__WHAT YOU NEED TO DO__: Where a line in the listing contains the string "لقسم", copy that line out.

[Data excerpts]

· · · ·

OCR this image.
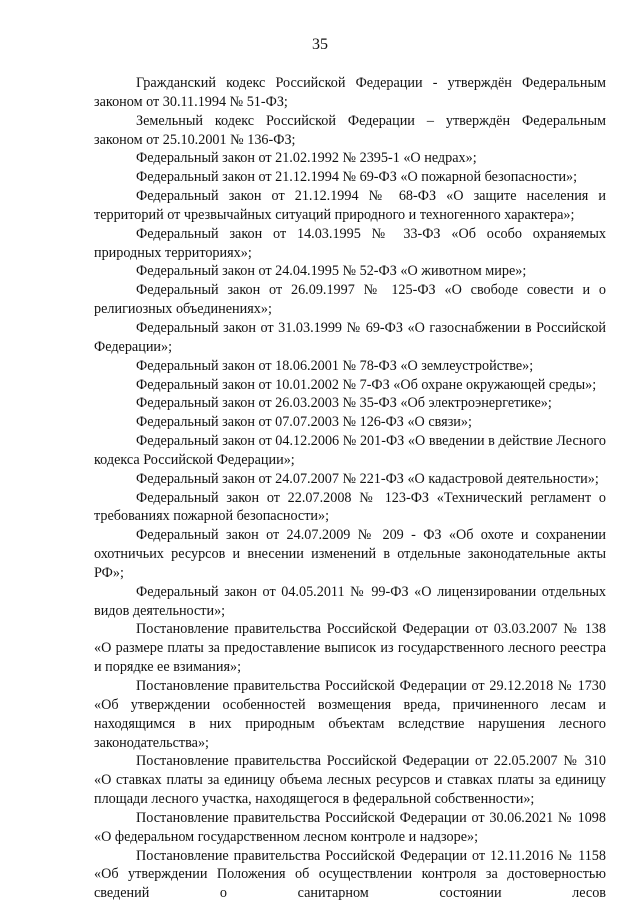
35

Гражданский кодекс Российской Федерации - утверждён Федеральным законом от 30.11.1994 № 51-ФЗ;

Земельный кодекс Российской Федерации – утверждён Федеральным законом от 25.10.2001 № 136-ФЗ;

Федеральный закон от 21.02.1992 № 2395-1 «О недрах»;

Федеральный закон от 21.12.1994 № 69-ФЗ «О пожарной безопасности»;

Федеральный закон от 21.12.1994 № 68-ФЗ «О защите населения и территорий от чрезвычайных ситуаций природного и техногенного характера»;

Федеральный закон от 14.03.1995 № 33-ФЗ «Об особо охраняемых природных территориях»;

Федеральный закон от 24.04.1995 № 52-ФЗ «О животном мире»;

Федеральный закон от 26.09.1997 № 125-ФЗ «О свободе совести и о религиозных объединениях»;

Федеральный закон от 31.03.1999 № 69-ФЗ «О газоснабжении в Российской Федерации»;

Федеральный закон от 18.06.2001 № 78-ФЗ «О землеустройстве»;

Федеральный закон от 10.01.2002 № 7-ФЗ «Об охране окружающей среды»;

Федеральный закон от 26.03.2003 № 35-ФЗ «Об электроэнергетике»;

Федеральный закон от 07.07.2003 № 126-ФЗ «О связи»;

Федеральный закон от 04.12.2006 № 201-ФЗ «О введении в действие Лесного кодекса Российской Федерации»;

Федеральный закон от 24.07.2007 № 221-ФЗ «О кадастровой деятельности»;

Федеральный закон от 22.07.2008 № 123-ФЗ «Технический регламент о требованиях пожарной безопасности»;

Федеральный закон от 24.07.2009 № 209 - ФЗ «Об охоте и сохранении охотничьих ресурсов и внесении изменений в отдельные законодательные акты РФ»;

Федеральный закон от 04.05.2011 № 99-ФЗ «О лицензировании отдельных видов деятельности»;

Постановление правительства Российской Федерации от 03.03.2007 № 138 «О размере платы за предоставление выписок из государственного лесного реестра и порядке ее взимания»;

Постановление правительства Российской Федерации от 29.12.2018 № 1730 «Об утверждении особенностей возмещения вреда, причиненного лесам и находящимся в них природным объектам вследствие нарушения лесного законодательства»;

Постановление правительства Российской Федерации от 22.05.2007 № 310 «О ставках платы за единицу объема лесных ресурсов и ставках платы за единицу площади лесного участка, находящегося в федеральной собственности»;

Постановление правительства Российской Федерации от 30.06.2021 № 1098 «О федеральном государственном лесном контроле и надзоре»;

Постановление правительства Российской Федерации от 12.11.2016 № 1158 «Об утверждении Положения об осуществлении контроля за достоверностью сведений о санитарном состоянии лесов
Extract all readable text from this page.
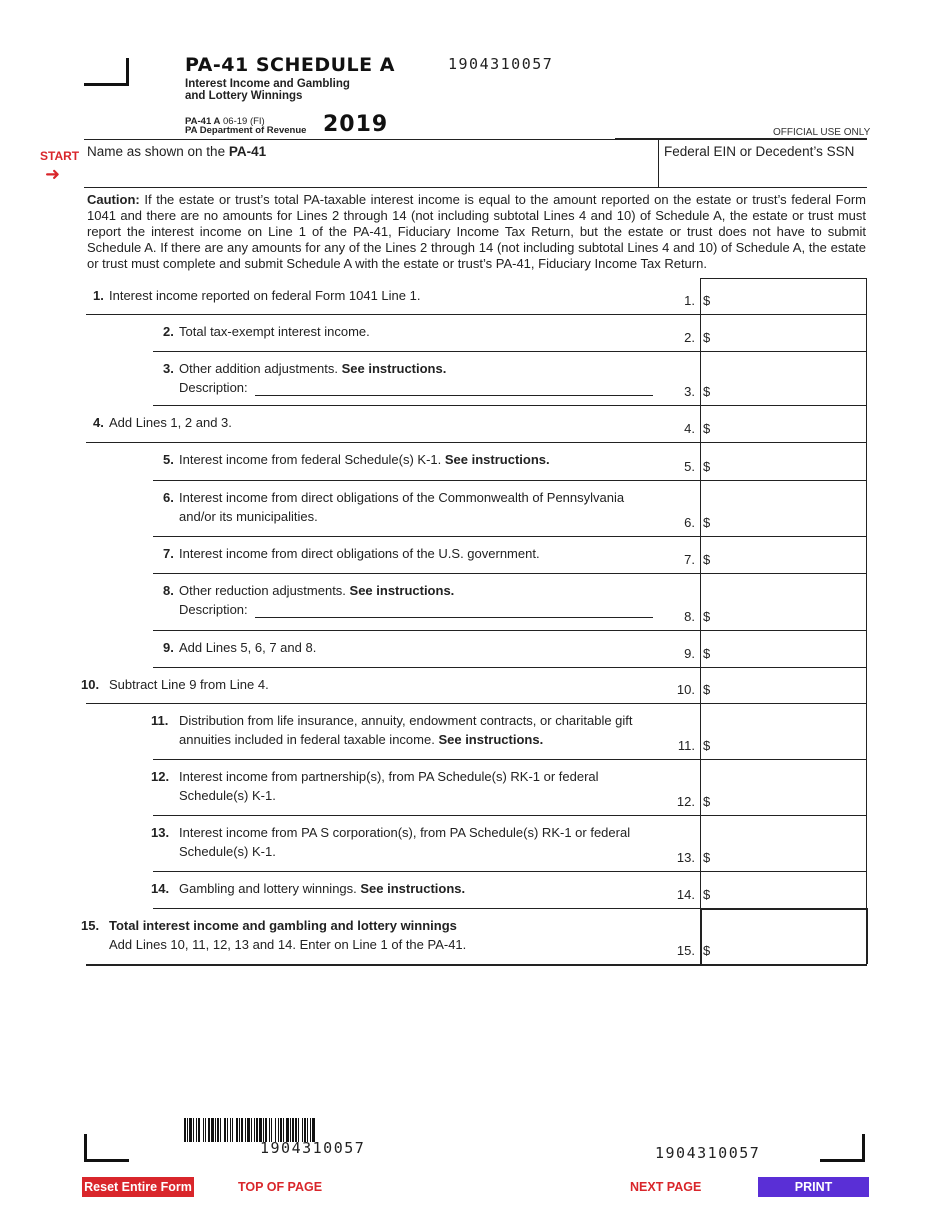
PA-41 SCHEDULE A
Interest Income and Gambling
and Lottery Winnings
PA-41 A 06-19 (FI)
PA Department of Revenue 2019
1904310057
OFFICIAL USE ONLY
START
➜
Name as shown on the PA-41	Federal EIN or Decedent’s SSN
Caution: If the estate or trust’s total PA-taxable interest income is equal to the amount reported on the estate or trust’s federal Form 1041 and there are no amounts for Lines 2 through 14 (not including subtotal Lines 4 and 10) of Schedule A, the estate or trust must report the interest income on Line 1 of the PA-41, Fiduciary Income Tax Return, but the estate or trust does not have to submit Schedule A. If there are any amounts for any of the Lines 2 through 14 (not including subtotal Lines 4 and 10) of Schedule A, the estate or trust must complete and submit Schedule A with the estate or trust’s PA-41, Fiduciary Income Tax Return.
1. Interest income reported on federal Form 1041 Line 1.	1. $
2. Total tax-exempt interest income.	2. $
3. Other addition adjustments. See instructions.
Description:	3. $
4. Add Lines 1, 2 and 3.	4. $
5. Interest income from federal Schedule(s) K-1. See instructions.	5. $
6. Interest income from direct obligations of the Commonwealth of Pennsylvania
and/or its municipalities.	6. $
7. Interest income from direct obligations of the U.S. government.	7. $
8. Other reduction adjustments. See instructions.
Description:	8. $
9. Add Lines 5, 6, 7 and 8.	9. $
10. Subtract Line 9 from Line 4.	10. $
11. Distribution from life insurance, annuity, endowment contracts, or charitable gift
annuities included in federal taxable income. See instructions.	11. $
12. Interest income from partnership(s), from PA Schedule(s) RK-1 or federal
Schedule(s) K-1.	12. $
13. Interest income from PA S corporation(s), from PA Schedule(s) RK-1 or federal
Schedule(s) K-1.	13. $
14. Gambling and lottery winnings. See instructions.	14. $
15. Total interest income and gambling and lottery winnings
Add Lines 10, 11, 12, 13 and 14. Enter on Line 1 of the PA-41.	15. $
1904310057	1904310057
Reset Entire Form	TOP OF PAGE	NEXT PAGE	PRINT
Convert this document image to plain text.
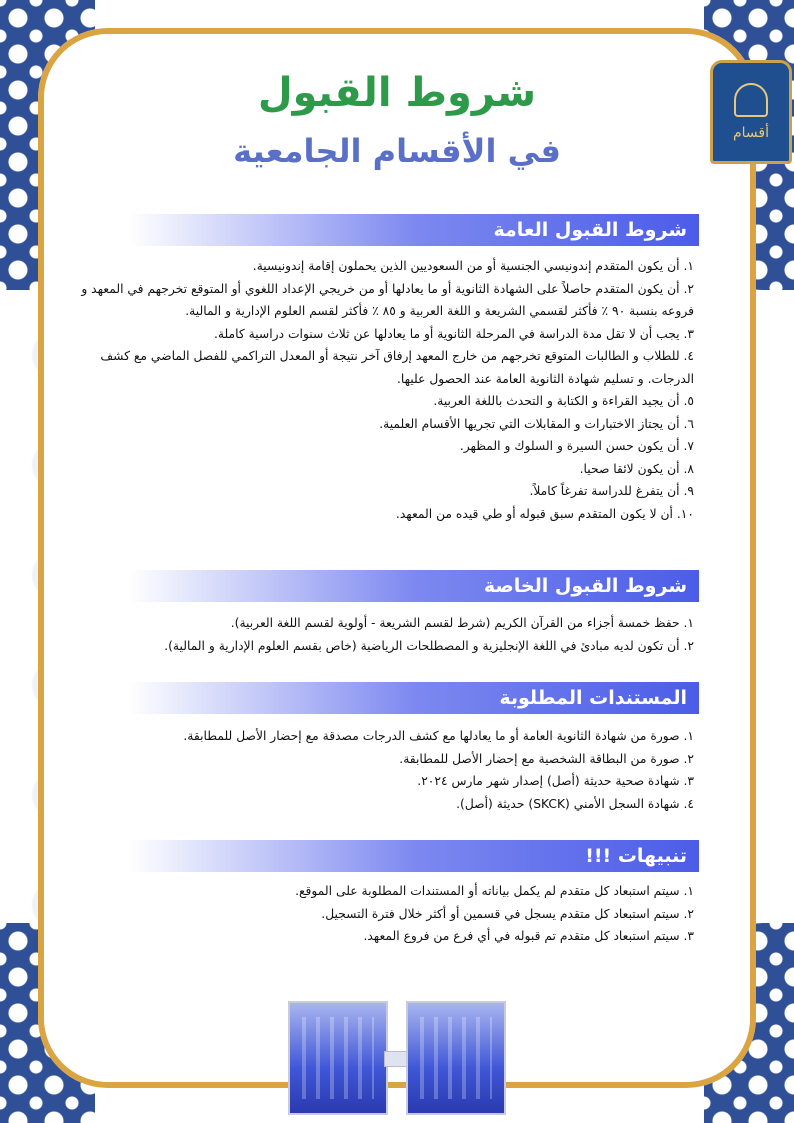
أقسام
شروط القبول
في الأقسام الجامعية
شروط القبول العامة
١. أن يكون المتقدم إندونيسي الجنسية أو من السعوديين الذين يحملون إقامة إندونيسية.
٢. أن يكون المتقدم حاصلاً على الشهادة الثانوية أو ما يعادلها أو من خريجي الإعداد اللغوي أو المتوقع تخرجهم في المعهد و فروعه بنسبة ٩٠ ٪ فأكثر لقسمي الشريعة و اللغة العربية و ٨٥ ٪ فأكثر لقسم العلوم الإدارية و المالية.
٣. يجب أن لا تقل مدة الدراسة في المرحلة الثانوية أو ما يعادلها عن ثلاث سنوات دراسية كاملة.
٤. للطلاب و الطالبات المتوقع تخرجهم من خارج المعهد إرفاق آخر نتيجة أو المعدل التراكمي للفصل الماضي مع كشف الدرجات. و تسليم شهادة الثانوية العامة عند الحصول عليها.
٥. أن يجيد القراءة و الكتابة و التحدث باللغة العربية.
٦. أن يجتاز الاختبارات و المقابلات التي تجريها الأقسام العلمية.
٧. أن يكون حسن السيرة و السلوك و المظهر.
٨. أن يكون لائقا صحيا.
٩. أن يتفرغ للدراسة تفرغاً كاملاً.
١٠. أن لا يكون المتقدم سبق قبوله أو طي قيده من المعهد.
شروط القبول الخاصة
١. حفظ خمسة أجزاء من القرآن الكريم (شرط لقسم الشريعة - أولوية لقسم اللغة العربية).
٢. أن تكون لديه مبادئ في اللغة الإنجليزية و المصطلحات الرياضية (خاص بقسم العلوم الإدارية و المالية).
المستندات المطلوبة
١. صورة من شهادة الثانوية العامة أو ما يعادلها مع كشف الدرجات مصدقة مع إحضار الأصل للمطابقة.
٢. صورة من البطاقة الشخصية مع إحضار الأصل للمطابقة.
٣. شهادة صحية حديثة (أصل) إصدار شهر مارس ٢٠٢٤.
٤. شهادة السجل الأمني (SKCK) حديثة (أصل).
تنبيهات !!!
١. سيتم استبعاد كل متقدم لم يكمل بياناته أو المستندات المطلوبة على الموقع.
٢. سيتم استبعاد كل متقدم يسجل في قسمين أو أكثر خلال فترة التسجيل.
٣. سيتم استبعاد كل متقدم تم قبوله في أي فرع من فروع المعهد.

· · · ·

__RESPONSE TO THE EXERCISE__:
٢. أن يكون المتقدم حاصلاً على الشهادة الثانوية أو ما يعادلها أو من خريجي الإعداد اللغوي أو المتوقع تخرجهم في المعهد و فروعه بنسبة ٩٠ ٪ فأكثر لقسمي الشريعة و اللغة العربية و ٨٥ ٪ فأكثر لقسم العلوم الإدارية و المالية.
١. حفظ خمسة أجزاء من القرآن الكريم (شرط لقسم الشريعة - أولوية لقسم اللغة العربية).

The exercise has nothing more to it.